### DIRECTIONS
Copy out every line that contains the word "base".

:: AVAILABLE RECORDS ::

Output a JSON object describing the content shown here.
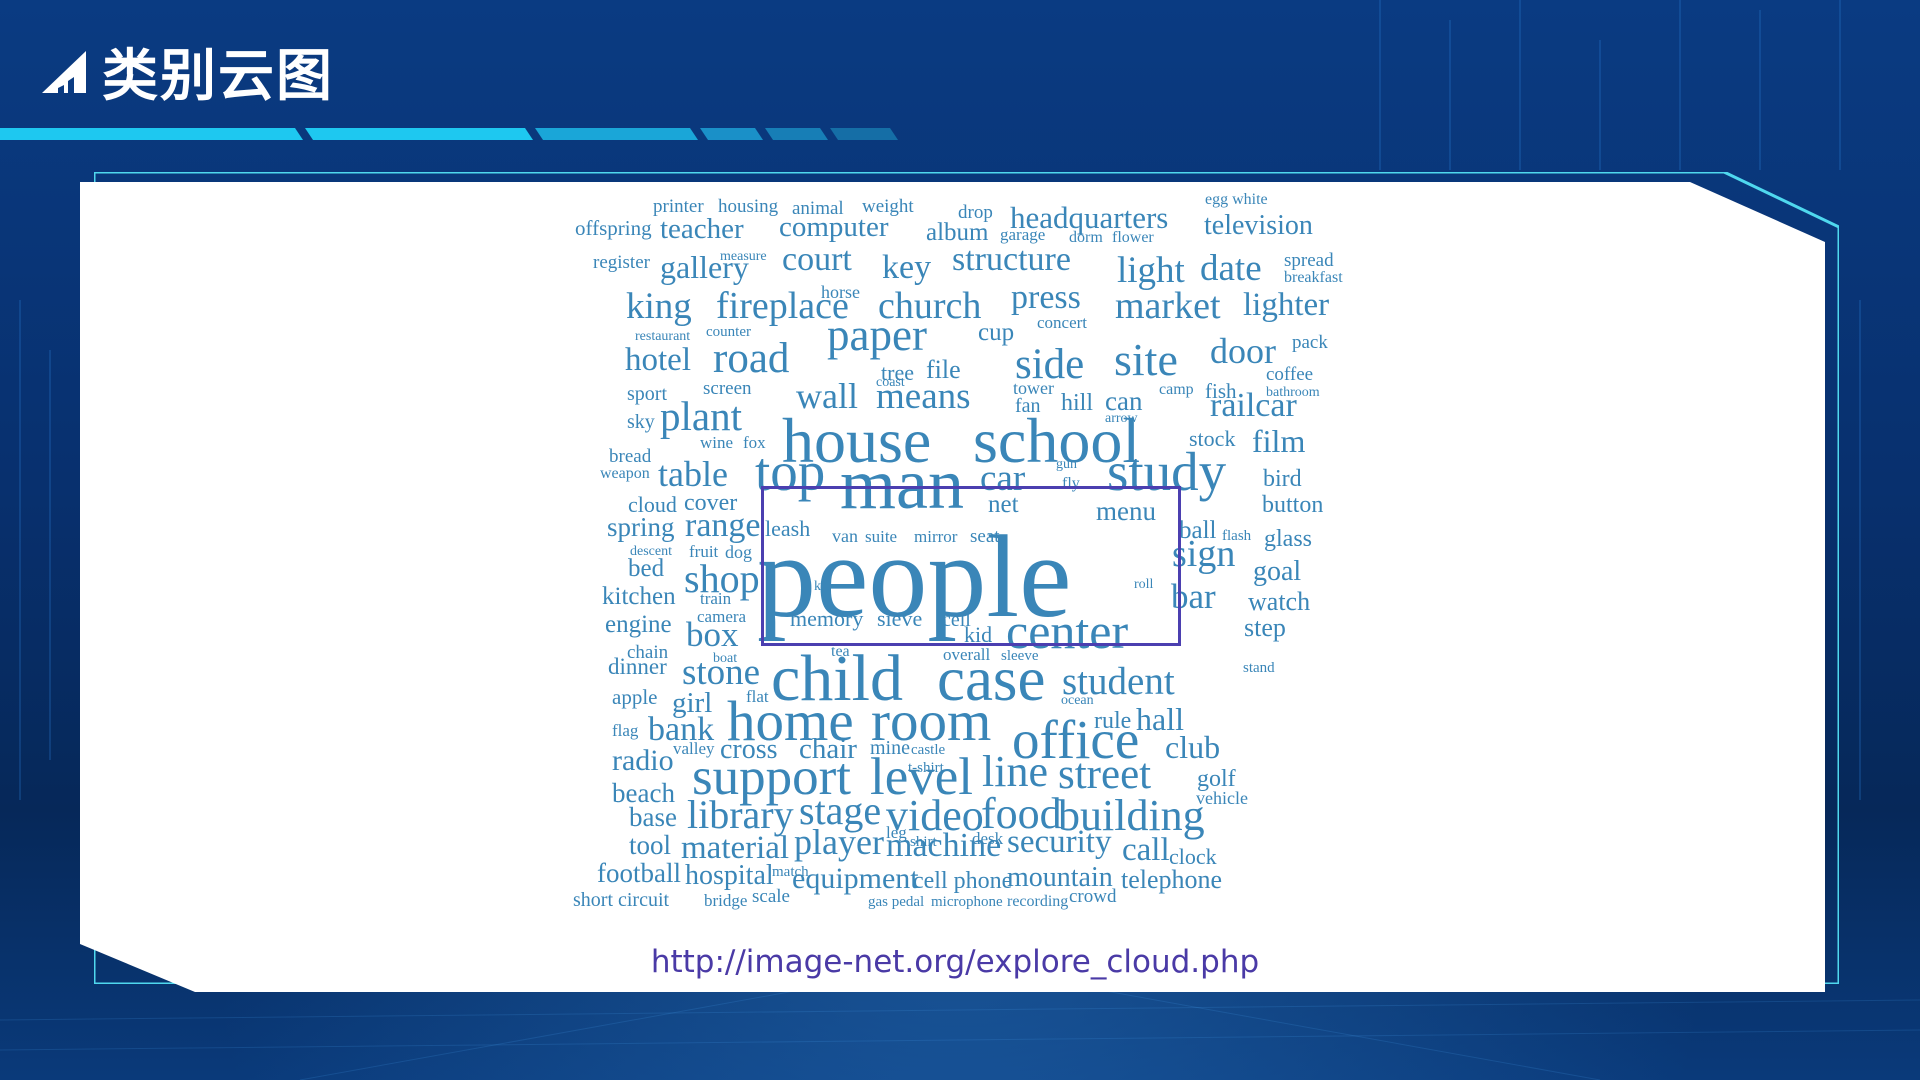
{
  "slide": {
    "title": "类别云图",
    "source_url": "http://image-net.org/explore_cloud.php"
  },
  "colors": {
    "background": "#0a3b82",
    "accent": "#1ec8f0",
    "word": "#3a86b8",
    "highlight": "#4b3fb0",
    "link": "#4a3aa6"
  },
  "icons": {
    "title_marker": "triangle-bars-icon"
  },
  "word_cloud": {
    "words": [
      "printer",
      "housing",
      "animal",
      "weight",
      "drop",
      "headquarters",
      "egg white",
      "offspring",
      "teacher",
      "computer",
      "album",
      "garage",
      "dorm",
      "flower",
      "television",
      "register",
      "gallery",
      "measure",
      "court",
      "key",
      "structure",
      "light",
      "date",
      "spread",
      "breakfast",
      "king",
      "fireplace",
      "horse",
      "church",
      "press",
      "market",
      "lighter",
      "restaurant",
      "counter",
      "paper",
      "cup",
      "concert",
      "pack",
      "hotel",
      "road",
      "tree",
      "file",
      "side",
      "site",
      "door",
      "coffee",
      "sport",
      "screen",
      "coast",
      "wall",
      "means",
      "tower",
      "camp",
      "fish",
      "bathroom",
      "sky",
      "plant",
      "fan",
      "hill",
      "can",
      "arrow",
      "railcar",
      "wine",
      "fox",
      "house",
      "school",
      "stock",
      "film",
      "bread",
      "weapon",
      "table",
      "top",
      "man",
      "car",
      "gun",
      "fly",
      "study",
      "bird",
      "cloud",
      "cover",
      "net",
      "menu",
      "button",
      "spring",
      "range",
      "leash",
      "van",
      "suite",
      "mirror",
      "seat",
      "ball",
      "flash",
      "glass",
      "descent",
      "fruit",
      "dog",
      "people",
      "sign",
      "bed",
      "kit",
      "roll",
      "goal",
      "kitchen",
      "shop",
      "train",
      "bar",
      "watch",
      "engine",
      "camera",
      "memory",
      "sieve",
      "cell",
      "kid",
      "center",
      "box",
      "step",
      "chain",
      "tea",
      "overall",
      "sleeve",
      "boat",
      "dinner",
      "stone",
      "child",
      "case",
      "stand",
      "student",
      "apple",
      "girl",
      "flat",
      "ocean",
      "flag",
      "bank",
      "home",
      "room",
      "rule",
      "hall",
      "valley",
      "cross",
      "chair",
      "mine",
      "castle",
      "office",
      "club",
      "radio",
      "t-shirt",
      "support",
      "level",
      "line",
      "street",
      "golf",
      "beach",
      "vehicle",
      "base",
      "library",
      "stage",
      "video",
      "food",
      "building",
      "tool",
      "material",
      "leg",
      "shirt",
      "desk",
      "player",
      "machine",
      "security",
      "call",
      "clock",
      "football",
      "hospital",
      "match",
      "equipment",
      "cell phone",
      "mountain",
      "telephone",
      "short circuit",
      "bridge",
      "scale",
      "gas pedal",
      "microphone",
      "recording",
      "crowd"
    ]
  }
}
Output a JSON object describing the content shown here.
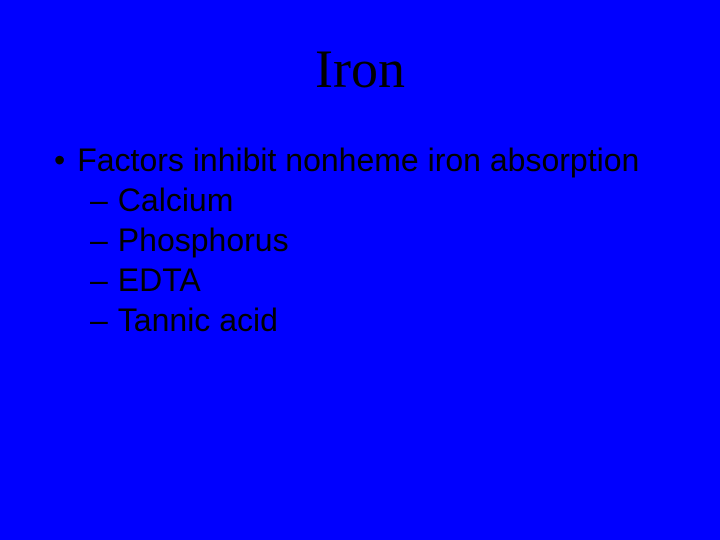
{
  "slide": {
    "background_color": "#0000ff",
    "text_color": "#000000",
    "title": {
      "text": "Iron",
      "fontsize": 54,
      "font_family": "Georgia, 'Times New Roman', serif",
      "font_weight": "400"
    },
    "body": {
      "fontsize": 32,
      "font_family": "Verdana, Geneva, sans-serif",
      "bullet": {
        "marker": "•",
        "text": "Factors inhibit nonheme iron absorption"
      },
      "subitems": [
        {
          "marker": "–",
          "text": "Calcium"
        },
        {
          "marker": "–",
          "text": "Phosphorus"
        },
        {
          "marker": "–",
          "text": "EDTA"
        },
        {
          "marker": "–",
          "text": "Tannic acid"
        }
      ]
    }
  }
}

:::
:: AVAILABLE RECORDS ::

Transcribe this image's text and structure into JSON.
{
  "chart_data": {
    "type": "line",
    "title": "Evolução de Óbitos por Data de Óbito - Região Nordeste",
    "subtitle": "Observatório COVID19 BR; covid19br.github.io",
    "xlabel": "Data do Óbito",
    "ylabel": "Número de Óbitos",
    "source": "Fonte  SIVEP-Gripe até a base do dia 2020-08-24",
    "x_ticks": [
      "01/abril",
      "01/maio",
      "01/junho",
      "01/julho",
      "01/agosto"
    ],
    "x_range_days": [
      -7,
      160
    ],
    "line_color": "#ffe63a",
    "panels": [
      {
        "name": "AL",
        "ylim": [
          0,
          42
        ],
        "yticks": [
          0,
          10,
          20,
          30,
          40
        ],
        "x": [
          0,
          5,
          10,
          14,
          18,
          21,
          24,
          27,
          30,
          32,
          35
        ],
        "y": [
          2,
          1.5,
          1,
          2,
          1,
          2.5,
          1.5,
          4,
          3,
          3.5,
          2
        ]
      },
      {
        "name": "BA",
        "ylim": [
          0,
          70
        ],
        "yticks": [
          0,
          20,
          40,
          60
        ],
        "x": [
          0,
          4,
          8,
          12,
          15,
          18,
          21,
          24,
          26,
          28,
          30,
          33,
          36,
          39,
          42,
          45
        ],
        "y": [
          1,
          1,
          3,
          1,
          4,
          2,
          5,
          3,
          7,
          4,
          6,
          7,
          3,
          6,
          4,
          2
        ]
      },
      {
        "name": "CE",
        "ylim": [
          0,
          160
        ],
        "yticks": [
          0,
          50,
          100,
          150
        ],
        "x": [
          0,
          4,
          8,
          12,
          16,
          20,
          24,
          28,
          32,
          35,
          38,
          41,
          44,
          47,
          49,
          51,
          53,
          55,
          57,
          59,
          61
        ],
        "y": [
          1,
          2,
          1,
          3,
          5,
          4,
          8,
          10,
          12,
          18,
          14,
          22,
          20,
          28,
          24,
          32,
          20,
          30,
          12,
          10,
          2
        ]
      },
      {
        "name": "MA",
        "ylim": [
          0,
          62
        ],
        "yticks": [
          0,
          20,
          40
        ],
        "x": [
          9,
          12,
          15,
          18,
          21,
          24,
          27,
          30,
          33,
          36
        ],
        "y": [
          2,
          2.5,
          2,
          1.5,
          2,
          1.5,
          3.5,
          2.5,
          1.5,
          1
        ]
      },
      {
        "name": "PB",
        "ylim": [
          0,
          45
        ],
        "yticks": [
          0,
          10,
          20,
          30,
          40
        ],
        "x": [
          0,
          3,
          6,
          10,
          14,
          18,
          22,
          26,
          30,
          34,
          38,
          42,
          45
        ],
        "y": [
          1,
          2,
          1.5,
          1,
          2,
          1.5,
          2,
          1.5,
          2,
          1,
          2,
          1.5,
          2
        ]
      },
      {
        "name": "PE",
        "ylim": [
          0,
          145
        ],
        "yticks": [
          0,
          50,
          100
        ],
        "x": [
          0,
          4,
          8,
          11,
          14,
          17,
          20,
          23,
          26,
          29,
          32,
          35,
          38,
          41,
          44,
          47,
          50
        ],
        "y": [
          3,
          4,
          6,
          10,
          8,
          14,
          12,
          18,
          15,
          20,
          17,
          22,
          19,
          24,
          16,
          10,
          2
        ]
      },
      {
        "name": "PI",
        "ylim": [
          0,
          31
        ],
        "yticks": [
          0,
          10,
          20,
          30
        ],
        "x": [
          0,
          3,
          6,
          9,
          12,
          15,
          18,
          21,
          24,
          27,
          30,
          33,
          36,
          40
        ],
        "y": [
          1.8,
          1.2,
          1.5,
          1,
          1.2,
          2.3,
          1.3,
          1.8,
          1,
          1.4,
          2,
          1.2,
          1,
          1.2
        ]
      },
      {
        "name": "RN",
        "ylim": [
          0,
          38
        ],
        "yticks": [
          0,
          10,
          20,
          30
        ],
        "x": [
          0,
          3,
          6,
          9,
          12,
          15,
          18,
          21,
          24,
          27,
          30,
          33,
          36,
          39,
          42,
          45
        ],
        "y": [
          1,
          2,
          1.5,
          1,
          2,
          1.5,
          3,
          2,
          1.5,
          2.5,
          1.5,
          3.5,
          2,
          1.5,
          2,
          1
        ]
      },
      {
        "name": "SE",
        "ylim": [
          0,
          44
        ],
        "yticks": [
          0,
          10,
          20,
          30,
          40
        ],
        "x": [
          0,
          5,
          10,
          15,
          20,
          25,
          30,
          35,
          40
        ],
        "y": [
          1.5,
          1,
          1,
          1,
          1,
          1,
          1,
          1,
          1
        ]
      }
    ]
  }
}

:::

### TASK RESULT
      "base",
    "source": "Fonte  SIVEP-Gripe até a base do dia 2020-08-24",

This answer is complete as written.